• [WORK TO COMPLETE]: Quote the passage of the GPS acquisition text below starting with "作者:Wang, Zhen; Zhuang, Yuan*;" and going on through "2018, 18(5): 1482.".

• [TEXT]:
A Double Dwell High Sensitivity GPS Acquisition Scheme Using Binarized Convolution Neural Network

作者:Wang, Zhen; Zhuang, Yuan*; Yang, Jun; Zhang, Hengfeng; Dong, Wei; Wang, Min; Hua, Luchi; Liu, Bo; Shi, Longxing
来源:Sensors (Switzerland), 2018, 18(5): 1482.
DOI:10.3390/s18051482

摘要

Conventional GPS acquisition methods, such as Max selection and threshold crossing (MAX/TC), estimate GPS code/Doppler by its correlation peak. Different from MAX/TC, a multi-layer binarized convolution neural network (BCNN) is proposed to recognize the GPS acquisition correlation envelope in this article. The proposed method is a double dwell acquisition in which a short integration is adopted in the first dwell and a long integration is applied in the second one. To reduce the search space for parameters, BCNN detects the possible envelope which contains the auto-correlation peak in the first dwell to compress the initial search space to 1/1023. Although there is a long integration in the second dwell, the acquisition computation overhead is still low due to the compressed search space. Comprehensively, the total computation overhead of the proposed method is only 1/5 of conventional ones. Experiments show that the proposed double dwell/correlation envelope identification (DD/CEI) neural network achieves 2 dB improvement when compared with the MAX/TC under the same specification.

• [PROVIDED DATA]:

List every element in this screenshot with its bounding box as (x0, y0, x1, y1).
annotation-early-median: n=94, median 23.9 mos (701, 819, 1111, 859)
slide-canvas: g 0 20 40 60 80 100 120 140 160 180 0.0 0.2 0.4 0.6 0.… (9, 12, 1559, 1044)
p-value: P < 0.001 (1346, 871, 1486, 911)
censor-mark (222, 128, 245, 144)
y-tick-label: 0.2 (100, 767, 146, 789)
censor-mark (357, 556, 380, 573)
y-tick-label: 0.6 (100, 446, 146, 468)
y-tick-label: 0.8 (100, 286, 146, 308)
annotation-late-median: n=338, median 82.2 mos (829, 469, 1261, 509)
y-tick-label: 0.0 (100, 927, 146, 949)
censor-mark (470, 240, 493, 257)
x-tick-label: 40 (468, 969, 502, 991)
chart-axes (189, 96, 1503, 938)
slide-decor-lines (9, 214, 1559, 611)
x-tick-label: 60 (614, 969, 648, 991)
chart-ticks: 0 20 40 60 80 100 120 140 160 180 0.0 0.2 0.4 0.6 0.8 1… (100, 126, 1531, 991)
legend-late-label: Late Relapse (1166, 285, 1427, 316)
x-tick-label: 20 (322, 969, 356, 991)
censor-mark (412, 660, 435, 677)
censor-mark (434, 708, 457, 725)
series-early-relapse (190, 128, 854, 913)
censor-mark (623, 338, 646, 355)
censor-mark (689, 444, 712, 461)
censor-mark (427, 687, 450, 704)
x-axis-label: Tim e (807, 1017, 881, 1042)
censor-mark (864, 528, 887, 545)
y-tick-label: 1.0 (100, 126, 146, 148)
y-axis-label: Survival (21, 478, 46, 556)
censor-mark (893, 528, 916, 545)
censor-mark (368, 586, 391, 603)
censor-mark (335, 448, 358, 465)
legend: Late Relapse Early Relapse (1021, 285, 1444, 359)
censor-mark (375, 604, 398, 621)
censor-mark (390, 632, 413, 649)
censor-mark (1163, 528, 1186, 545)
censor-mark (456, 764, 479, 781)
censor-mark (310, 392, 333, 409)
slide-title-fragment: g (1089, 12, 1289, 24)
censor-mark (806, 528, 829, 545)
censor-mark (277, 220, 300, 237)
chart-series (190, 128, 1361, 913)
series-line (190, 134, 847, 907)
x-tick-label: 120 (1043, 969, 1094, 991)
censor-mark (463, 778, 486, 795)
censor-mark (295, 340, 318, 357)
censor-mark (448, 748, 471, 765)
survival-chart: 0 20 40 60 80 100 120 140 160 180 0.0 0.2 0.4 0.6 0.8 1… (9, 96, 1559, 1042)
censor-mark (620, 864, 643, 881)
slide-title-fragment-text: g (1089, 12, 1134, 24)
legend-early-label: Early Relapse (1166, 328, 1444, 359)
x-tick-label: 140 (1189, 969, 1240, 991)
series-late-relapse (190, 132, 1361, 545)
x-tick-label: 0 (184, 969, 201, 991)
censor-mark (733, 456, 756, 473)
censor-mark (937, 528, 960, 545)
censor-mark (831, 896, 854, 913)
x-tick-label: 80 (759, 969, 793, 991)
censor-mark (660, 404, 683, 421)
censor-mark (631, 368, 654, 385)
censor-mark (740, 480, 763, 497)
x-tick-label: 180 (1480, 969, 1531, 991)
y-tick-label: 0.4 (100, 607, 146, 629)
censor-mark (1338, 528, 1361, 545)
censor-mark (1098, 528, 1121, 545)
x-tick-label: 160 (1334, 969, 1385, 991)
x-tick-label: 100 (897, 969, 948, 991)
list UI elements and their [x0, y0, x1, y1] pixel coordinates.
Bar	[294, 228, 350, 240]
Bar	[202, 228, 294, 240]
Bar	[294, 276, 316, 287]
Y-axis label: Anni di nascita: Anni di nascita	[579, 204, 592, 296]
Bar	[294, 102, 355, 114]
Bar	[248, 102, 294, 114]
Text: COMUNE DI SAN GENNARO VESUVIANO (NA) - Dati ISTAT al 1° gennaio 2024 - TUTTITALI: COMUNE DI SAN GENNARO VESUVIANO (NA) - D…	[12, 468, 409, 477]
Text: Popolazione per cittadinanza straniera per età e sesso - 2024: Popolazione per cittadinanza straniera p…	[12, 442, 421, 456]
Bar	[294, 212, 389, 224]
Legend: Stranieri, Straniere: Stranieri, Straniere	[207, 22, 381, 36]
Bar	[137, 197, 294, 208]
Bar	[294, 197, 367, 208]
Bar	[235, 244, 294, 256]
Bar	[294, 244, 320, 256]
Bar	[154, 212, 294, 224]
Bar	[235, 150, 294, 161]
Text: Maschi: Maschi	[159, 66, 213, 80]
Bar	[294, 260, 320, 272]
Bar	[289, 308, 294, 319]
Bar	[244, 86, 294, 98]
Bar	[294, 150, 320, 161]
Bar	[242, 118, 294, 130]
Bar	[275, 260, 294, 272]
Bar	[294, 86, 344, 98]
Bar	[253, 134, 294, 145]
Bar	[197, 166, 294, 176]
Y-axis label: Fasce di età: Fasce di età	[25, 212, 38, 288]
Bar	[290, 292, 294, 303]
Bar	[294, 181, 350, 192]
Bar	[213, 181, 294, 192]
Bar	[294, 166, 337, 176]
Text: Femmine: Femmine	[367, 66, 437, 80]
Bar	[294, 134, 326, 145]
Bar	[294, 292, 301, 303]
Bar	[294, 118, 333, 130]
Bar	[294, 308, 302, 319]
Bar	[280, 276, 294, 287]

• [WRITTEN ANSWER]:
作者:Wang, Zhen; Zhuang, Yuan*; Yang, Jun; Zhang, Hengfeng; Dong, Wei; Wang, Min; Hua, Luchi; Liu, Bo; Shi, Longxing
来源:Sensors (Switzerland), 2018, 18(5): 1482.